* start *

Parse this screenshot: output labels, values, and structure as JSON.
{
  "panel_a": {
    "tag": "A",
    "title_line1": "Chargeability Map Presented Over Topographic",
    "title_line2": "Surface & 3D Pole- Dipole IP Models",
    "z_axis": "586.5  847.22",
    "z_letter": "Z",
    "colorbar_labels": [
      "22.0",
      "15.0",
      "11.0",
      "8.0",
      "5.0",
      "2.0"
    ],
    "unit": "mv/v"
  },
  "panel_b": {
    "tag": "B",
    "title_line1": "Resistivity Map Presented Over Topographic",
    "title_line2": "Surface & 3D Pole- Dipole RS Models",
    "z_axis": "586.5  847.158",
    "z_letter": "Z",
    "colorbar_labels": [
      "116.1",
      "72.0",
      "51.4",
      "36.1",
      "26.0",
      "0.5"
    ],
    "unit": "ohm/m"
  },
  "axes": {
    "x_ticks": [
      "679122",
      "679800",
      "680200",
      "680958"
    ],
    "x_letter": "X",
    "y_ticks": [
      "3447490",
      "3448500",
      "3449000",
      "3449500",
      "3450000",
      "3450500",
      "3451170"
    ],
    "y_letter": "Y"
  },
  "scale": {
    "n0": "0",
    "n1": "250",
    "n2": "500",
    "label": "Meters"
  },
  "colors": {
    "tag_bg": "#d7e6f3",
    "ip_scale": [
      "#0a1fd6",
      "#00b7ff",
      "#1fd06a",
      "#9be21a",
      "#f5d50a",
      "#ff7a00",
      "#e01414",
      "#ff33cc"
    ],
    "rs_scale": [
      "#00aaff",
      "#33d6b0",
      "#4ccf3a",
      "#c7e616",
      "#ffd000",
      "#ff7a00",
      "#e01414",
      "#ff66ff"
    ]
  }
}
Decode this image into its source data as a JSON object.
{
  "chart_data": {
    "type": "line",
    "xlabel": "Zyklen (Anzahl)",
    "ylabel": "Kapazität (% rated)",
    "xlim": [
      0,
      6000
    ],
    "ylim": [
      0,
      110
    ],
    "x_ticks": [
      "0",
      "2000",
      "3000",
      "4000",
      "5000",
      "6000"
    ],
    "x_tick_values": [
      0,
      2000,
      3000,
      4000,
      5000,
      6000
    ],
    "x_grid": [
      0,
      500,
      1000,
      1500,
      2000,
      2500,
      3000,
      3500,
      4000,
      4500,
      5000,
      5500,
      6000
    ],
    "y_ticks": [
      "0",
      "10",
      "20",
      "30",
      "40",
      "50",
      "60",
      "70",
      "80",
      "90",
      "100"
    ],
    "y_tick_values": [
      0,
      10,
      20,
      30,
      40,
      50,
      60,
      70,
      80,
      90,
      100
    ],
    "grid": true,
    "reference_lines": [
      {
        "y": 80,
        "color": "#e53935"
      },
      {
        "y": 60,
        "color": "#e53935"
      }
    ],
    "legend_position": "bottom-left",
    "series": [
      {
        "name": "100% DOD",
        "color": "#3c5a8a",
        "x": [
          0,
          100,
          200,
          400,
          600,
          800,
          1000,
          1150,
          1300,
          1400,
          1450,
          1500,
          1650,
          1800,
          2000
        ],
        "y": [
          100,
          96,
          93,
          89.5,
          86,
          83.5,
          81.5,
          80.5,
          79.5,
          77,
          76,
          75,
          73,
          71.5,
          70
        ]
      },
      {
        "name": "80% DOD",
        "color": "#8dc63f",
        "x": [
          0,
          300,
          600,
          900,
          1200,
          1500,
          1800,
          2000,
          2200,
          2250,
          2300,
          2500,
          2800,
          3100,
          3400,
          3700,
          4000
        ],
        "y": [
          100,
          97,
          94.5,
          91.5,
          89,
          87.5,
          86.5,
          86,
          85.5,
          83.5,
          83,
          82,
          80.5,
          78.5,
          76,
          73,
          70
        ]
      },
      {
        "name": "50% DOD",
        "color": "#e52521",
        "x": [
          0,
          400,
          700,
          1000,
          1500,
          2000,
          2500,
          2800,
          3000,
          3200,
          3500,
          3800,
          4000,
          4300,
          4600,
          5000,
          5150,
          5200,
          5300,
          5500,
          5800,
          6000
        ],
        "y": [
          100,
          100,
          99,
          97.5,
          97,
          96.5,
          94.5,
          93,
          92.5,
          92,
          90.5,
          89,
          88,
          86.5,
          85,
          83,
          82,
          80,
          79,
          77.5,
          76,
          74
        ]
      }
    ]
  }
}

* end *

■ **WHAT YOU WILL DO**
Extract all of the material exactly as it is written.

■ **COMPLETE OUTPUT**
Parse this screenshot: output labels, values, and structure as JSON.
{
  "panel_a": {
    "tag": "A",
    "title_line1": "Chargeability Map Presented Over Topographic",
    "title_line2": "Surface & 3D Pole- Dipole IP Models",
    "z_axis": "586.5  847.22",
    "z_letter": "Z",
    "colorbar_labels": [
      "22.0",
      "15.0",
      "11.0",
      "8.0",
      "5.0",
      "2.0"
    ],
    "unit": "mv/v"
  },
  "panel_b": {
    "tag": "B",
    "title_line1": "Resistivity Map Presented Over Topographic",
    "title_line2": "Surface & 3D Pole- Dipole RS Models",
    "z_axis": "586.5  847.158",
    "z_letter": "Z",
    "colorbar_labels": [
      "116.1",
      "72.0",
      "51.4",
      "36.1",
      "26.0",
      "0.5"
    ],
    "unit": "ohm/m"
  },
  "axes": {
    "x_ticks": [
      "679122",
      "679800",
      "680200",
      "680958"
    ],
    "x_letter": "X",
    "y_ticks": [
      "3447490",
      "3448500",
      "3449000",
      "3449500",
      "3450000",
      "3450500",
      "3451170"
    ],
    "y_letter": "Y"
  },
  "scale": {
    "n0": "0",
    "n1": "250",
    "n2": "500",
    "label": "Meters"
  },
  "colors": {
    "tag_bg": "#d7e6f3",
    "ip_scale": [
      "#0a1fd6",
      "#00b7ff",
      "#1fd06a",
      "#9be21a",
      "#f5d50a",
      "#ff7a00",
      "#e01414",
      "#ff33cc"
    ],
    "rs_scale": [
      "#00aaff",
      "#33d6b0",
      "#4ccf3a",
      "#c7e616",
      "#ffd000",
      "#ff7a00",
      "#e01414",
      "#ff66ff"
    ]
  }
}
Decode this image into its source data as a JSON object.
{
  "chart_data": {
    "type": "line",
    "xlabel": "Zyklen (Anzahl)",
    "ylabel": "Kapazität (% rated)",
    "xlim": [
      0,
      6000
    ],
    "ylim": [
      0,
      110
    ],
    "x_ticks": [
      "0",
      "2000",
      "3000",
      "4000",
      "5000",
      "6000"
    ],
    "x_tick_values": [
      0,
      2000,
      3000,
      4000,
      5000,
      6000
    ],
    "x_grid": [
      0,
      500,
      1000,
      1500,
      2000,
      2500,
      3000,
      3500,
      4000,
      4500,
      5000,
      5500,
      6000
    ],
    "y_ticks": [
      "0",
      "10",
      "20",
      "30",
      "40",
      "50",
      "60",
      "70",
      "80",
      "90",
      "100"
    ],
    "y_tick_values": [
      0,
      10,
      20,
      30,
      40,
      50,
      60,
      70,
      80,
      90,
      100
    ],
    "grid": true,
    "reference_lines": [
      {
        "y": 80,
        "color": "#e53935"
      },
      {
        "y": 60,
        "color": "#e53935"
      }
    ],
    "legend_position": "bottom-left",
    "series": [
      {
        "name": "100% DOD",
        "color": "#3c5a8a",
        "x": [
          0,
          100,
          200,
          400,
          600,
          800,
          1000,
          1150,
          1300,
          1400,
          1450,
          1500,
          1650,
          1800,
          2000
        ],
        "y": [
          100,
          96,
          93,
          89.5,
          86,
          83.5,
          81.5,
          80.5,
          79.5,
          77,
          76,
          75,
          73,
          71.5,
          70
        ]
      },
      {
        "name": "80% DOD",
        "color": "#8dc63f",
        "x": [
          0,
          300,
          600,
          900,
          1200,
          1500,
          1800,
          2000,
          2200,
          2250,
          2300,
          2500,
          2800,
          3100,
          3400,
          3700,
          4000
        ],
        "y": [
          100,
          97,
          94.5,
          91.5,
          89,
          87.5,
          86.5,
          86,
          85.5,
          83.5,
          83,
          82,
          80.5,
          78.5,
          76,
          73,
          70
        ]
      },
      {
        "name": "50% DOD",
        "color": "#e52521",
        "x": [
          0,
          400,
          700,
          1000,
          1500,
          2000,
          2500,
          2800,
          3000,
          3200,
          3500,
          3800,
          4000,
          4300,
          4600,
          5000,
          5150,
          5200,
          5300,
          5500,
          5800,
          6000
        ],
        "y": [
          100,
          100,
          99,
          97.5,
          97,
          96.5,
          94.5,
          93,
          92.5,
          92,
          90.5,
          89,
          88,
          86.5,
          85,
          83,
          82,
          80,
          79,
          77.5,
          76,
          74
        ]
      }
    ]
  }
}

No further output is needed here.